**Stated task**
Return each line of the data below verbatim; pictures are to be left out.

**Source data**
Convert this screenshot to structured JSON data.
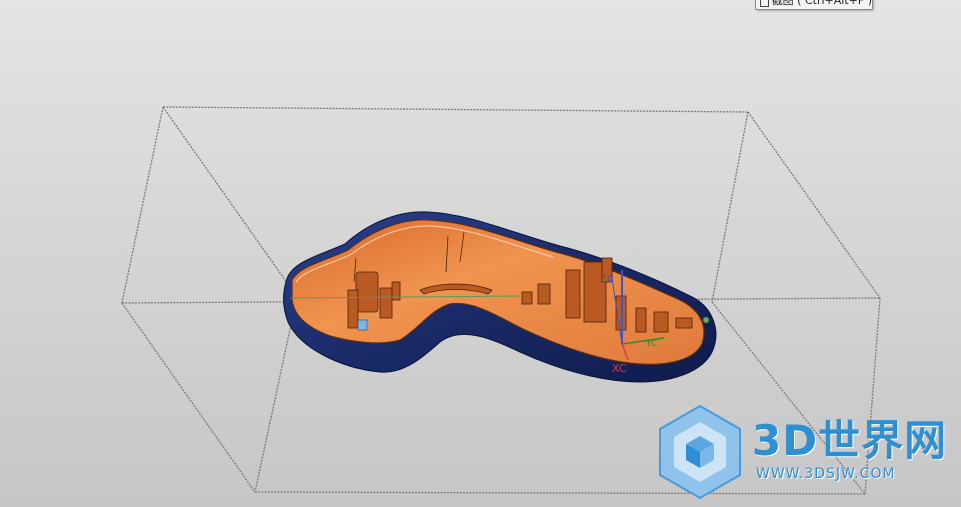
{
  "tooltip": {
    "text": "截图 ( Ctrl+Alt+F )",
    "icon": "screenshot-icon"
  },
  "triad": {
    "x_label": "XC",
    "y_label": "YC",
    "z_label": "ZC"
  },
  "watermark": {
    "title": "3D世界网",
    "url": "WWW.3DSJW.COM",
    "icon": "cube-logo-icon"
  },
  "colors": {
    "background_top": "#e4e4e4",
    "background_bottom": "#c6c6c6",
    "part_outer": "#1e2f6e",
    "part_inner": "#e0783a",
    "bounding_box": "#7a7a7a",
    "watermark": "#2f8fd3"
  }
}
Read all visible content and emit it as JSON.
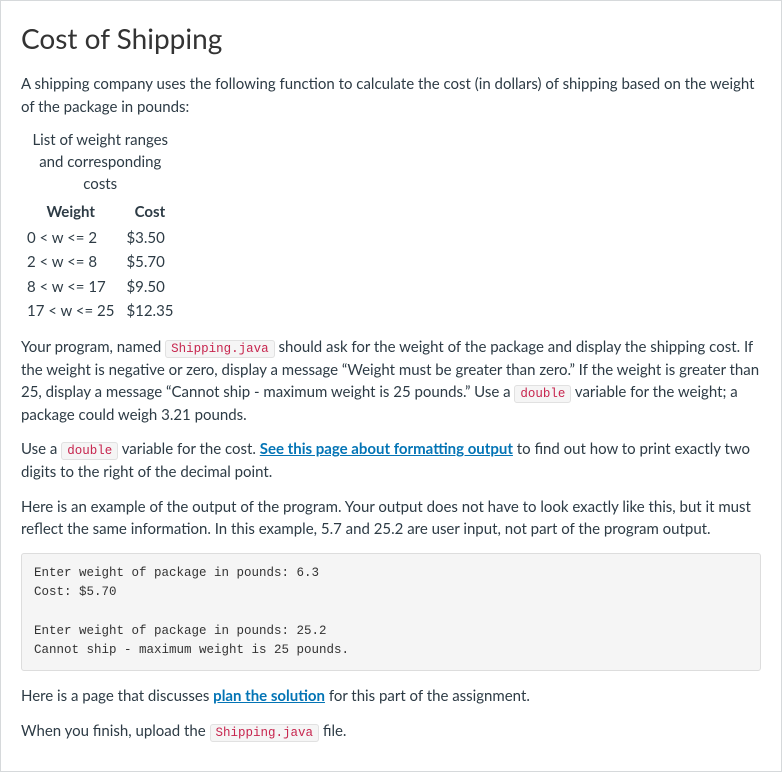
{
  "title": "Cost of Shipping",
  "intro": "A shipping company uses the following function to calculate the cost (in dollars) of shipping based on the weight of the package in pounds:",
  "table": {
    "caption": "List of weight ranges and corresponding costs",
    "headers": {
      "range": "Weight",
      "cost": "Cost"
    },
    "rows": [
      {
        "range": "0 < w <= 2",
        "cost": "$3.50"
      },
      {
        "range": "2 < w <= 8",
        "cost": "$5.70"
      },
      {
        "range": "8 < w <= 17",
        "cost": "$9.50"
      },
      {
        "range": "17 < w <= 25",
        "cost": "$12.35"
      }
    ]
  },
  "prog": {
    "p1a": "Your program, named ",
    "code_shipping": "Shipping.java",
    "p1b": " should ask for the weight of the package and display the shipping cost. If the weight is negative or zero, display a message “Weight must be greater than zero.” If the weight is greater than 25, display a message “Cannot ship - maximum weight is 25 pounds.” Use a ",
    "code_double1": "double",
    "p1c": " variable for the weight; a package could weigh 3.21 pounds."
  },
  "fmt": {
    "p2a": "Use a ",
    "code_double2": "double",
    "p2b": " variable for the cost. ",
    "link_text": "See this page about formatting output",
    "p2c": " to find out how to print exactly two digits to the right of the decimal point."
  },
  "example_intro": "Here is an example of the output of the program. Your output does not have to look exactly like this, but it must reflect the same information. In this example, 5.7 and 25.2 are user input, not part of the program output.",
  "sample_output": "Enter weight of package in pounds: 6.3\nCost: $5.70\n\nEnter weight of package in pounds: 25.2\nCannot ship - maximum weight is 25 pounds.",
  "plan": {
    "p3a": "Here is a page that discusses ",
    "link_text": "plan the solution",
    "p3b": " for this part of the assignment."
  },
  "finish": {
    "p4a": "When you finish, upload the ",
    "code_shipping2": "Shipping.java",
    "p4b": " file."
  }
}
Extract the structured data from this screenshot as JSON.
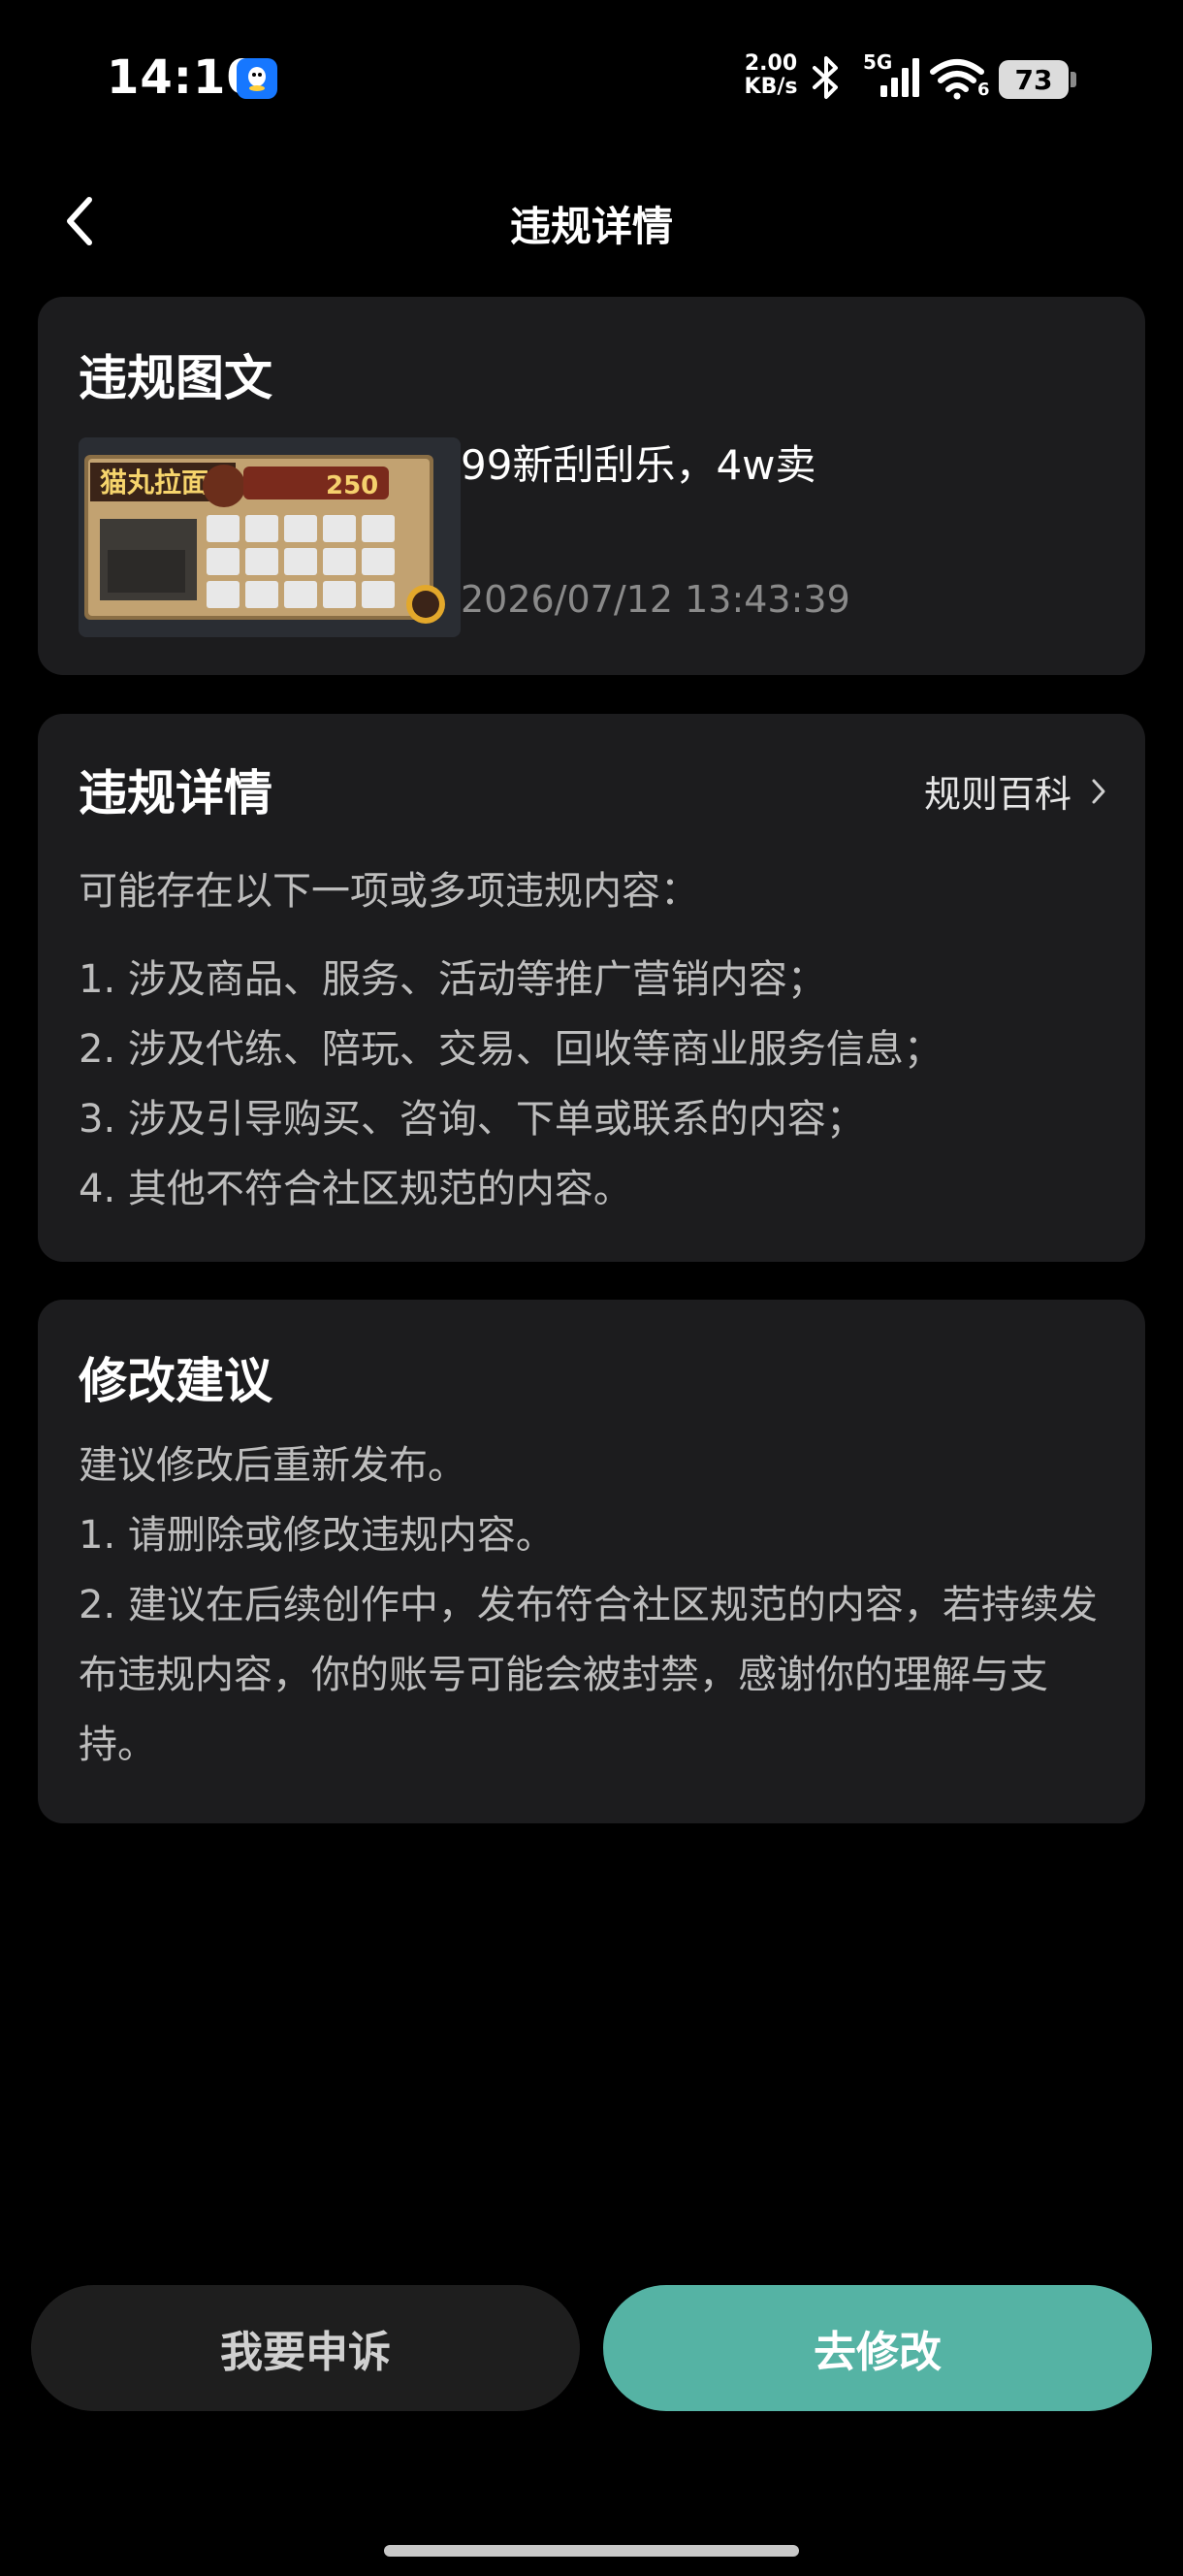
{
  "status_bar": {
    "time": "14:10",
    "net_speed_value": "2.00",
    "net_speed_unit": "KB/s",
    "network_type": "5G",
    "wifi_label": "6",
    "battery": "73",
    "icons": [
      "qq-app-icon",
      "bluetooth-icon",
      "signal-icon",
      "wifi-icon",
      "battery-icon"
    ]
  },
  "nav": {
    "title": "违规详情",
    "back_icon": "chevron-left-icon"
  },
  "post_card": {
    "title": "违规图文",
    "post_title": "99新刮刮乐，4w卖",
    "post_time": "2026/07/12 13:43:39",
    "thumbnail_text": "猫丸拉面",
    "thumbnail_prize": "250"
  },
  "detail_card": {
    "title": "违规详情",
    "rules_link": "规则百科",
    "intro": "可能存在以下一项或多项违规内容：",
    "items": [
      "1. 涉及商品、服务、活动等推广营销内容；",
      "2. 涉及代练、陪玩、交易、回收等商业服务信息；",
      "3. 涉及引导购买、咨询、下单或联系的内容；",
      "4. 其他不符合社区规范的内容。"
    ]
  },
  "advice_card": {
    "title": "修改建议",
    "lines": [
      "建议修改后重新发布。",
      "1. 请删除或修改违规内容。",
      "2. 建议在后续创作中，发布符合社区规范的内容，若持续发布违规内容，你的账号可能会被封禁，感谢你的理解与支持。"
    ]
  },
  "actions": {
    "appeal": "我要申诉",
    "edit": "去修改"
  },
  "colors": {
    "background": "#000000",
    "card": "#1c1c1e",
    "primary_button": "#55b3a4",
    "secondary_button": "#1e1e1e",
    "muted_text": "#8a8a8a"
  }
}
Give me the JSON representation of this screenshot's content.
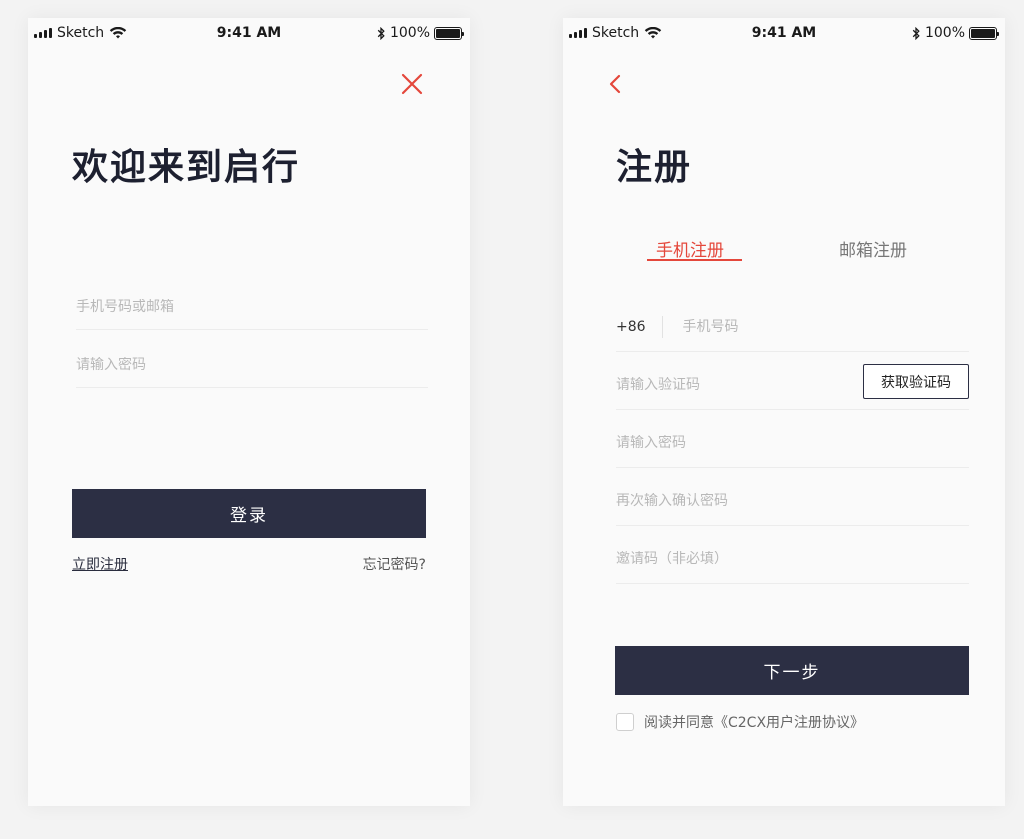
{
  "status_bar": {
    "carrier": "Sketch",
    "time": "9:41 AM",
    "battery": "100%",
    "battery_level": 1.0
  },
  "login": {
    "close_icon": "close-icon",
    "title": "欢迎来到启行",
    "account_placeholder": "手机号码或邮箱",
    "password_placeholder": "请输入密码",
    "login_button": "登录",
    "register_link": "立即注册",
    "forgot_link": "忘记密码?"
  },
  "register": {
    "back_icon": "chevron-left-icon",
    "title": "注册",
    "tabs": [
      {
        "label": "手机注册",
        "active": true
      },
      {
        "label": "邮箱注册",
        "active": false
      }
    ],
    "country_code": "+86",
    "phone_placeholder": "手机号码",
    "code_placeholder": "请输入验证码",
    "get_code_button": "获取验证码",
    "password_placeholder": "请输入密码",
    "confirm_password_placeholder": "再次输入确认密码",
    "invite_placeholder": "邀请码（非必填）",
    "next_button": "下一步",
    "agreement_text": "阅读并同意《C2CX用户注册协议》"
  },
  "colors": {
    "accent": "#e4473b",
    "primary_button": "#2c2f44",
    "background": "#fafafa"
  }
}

**Result of this exercise**
Convert this screenshot to structured JSON data.
{
  "tooltip": {
    "text": "截图 ( Ctrl+Alt+F )",
    "icon": "screenshot-icon"
  },
  "triad": {
    "x_label": "XC",
    "y_label": "YC",
    "z_label": "ZC"
  },
  "watermark": {
    "title": "3D世界网",
    "url": "WWW.3DSJW.COM",
    "icon": "cube-logo-icon"
  },
  "colors": {
    "background_top": "#e4e4e4",
    "background_bottom": "#c6c6c6",
    "part_outer": "#1e2f6e",
    "part_inner": "#e0783a",
    "bounding_box": "#7a7a7a",
    "watermark": "#2f8fd3"
  }
}
Read all visible content and emit it as JSON.
{
  "title": "Cost of Shipping",
  "intro": "A shipping company uses the following function to calculate the cost (in dollars) of shipping based on the weight of the package in pounds:",
  "table": {
    "caption": "List of weight ranges and corresponding costs",
    "headers": {
      "range": "Weight",
      "cost": "Cost"
    },
    "rows": [
      {
        "range": "0 < w <= 2",
        "cost": "$3.50"
      },
      {
        "range": "2 < w <= 8",
        "cost": "$5.70"
      },
      {
        "range": "8 < w <= 17",
        "cost": "$9.50"
      },
      {
        "range": "17 < w <= 25",
        "cost": "$12.35"
      }
    ]
  },
  "prog": {
    "p1a": "Your program, named ",
    "code_shipping": "Shipping.java",
    "p1b": " should ask for the weight of the package and display the shipping cost. If the weight is negative or zero, display a message “Weight must be greater than zero.” If the weight is greater than 25, display a message “Cannot ship - maximum weight is 25 pounds.” Use a ",
    "code_double1": "double",
    "p1c": " variable for the weight; a package could weigh 3.21 pounds."
  },
  "fmt": {
    "p2a": "Use a ",
    "code_double2": "double",
    "p2b": " variable for the cost. ",
    "link_text": "See this page about formatting output",
    "p2c": " to find out how to print exactly two digits to the right of the decimal point."
  },
  "example_intro": "Here is an example of the output of the program. Your output does not have to look exactly like this, but it must reflect the same information. In this example, 5.7 and 25.2 are user input, not part of the program output.",
  "sample_output": "Enter weight of package in pounds: 6.3\nCost: $5.70\n\nEnter weight of package in pounds: 25.2\nCannot ship - maximum weight is 25 pounds.",
  "plan": {
    "p3a": "Here is a page that discusses ",
    "link_text": "plan the solution",
    "p3b": " for this part of the assignment."
  },
  "finish": {
    "p4a": "When you finish, upload the ",
    "code_shipping2": "Shipping.java",
    "p4b": " file."
  }
}
Extract the structured data from this screenshot as JSON.
{
  "status_bar": {
    "time": "14:10",
    "net_speed_value": "2.00",
    "net_speed_unit": "KB/s",
    "network_type": "5G",
    "wifi_label": "6",
    "battery": "73",
    "icons": [
      "qq-app-icon",
      "bluetooth-icon",
      "signal-icon",
      "wifi-icon",
      "battery-icon"
    ]
  },
  "nav": {
    "title": "违规详情",
    "back_icon": "chevron-left-icon"
  },
  "post_card": {
    "title": "违规图文",
    "post_title": "99新刮刮乐，4w卖",
    "post_time": "2026/07/12 13:43:39",
    "thumbnail_text": "猫丸拉面",
    "thumbnail_prize": "250"
  },
  "detail_card": {
    "title": "违规详情",
    "rules_link": "规则百科",
    "intro": "可能存在以下一项或多项违规内容：",
    "items": [
      "1. 涉及商品、服务、活动等推广营销内容；",
      "2. 涉及代练、陪玩、交易、回收等商业服务信息；",
      "3. 涉及引导购买、咨询、下单或联系的内容；",
      "4. 其他不符合社区规范的内容。"
    ]
  },
  "advice_card": {
    "title": "修改建议",
    "lines": [
      "建议修改后重新发布。",
      "1. 请删除或修改违规内容。",
      "2. 建议在后续创作中，发布符合社区规范的内容，若持续发布违规内容，你的账号可能会被封禁，感谢你的理解与支持。"
    ]
  },
  "actions": {
    "appeal": "我要申诉",
    "edit": "去修改"
  },
  "colors": {
    "background": "#000000",
    "card": "#1c1c1e",
    "primary_button": "#55b3a4",
    "secondary_button": "#1e1e1e",
    "muted_text": "#8a8a8a"
  }
}
Give me the JSON representation of this screenshot's content.
{
  "status_bar": {
    "carrier": "Sketch",
    "time": "9:41 AM",
    "battery": "100%",
    "battery_level": 1.0
  },
  "login": {
    "close_icon": "close-icon",
    "title": "欢迎来到启行",
    "account_placeholder": "手机号码或邮箱",
    "password_placeholder": "请输入密码",
    "login_button": "登录",
    "register_link": "立即注册",
    "forgot_link": "忘记密码?"
  },
  "register": {
    "back_icon": "chevron-left-icon",
    "title": "注册",
    "tabs": [
      {
        "label": "手机注册",
        "active": true
      },
      {
        "label": "邮箱注册",
        "active": false
      }
    ],
    "country_code": "+86",
    "phone_placeholder": "手机号码",
    "code_placeholder": "请输入验证码",
    "get_code_button": "获取验证码",
    "password_placeholder": "请输入密码",
    "confirm_password_placeholder": "再次输入确认密码",
    "invite_placeholder": "邀请码（非必填）",
    "next_button": "下一步",
    "agreement_text": "阅读并同意《C2CX用户注册协议》"
  },
  "colors": {
    "accent": "#e4473b",
    "primary_button": "#2c2f44",
    "background": "#fafafa"
  }
}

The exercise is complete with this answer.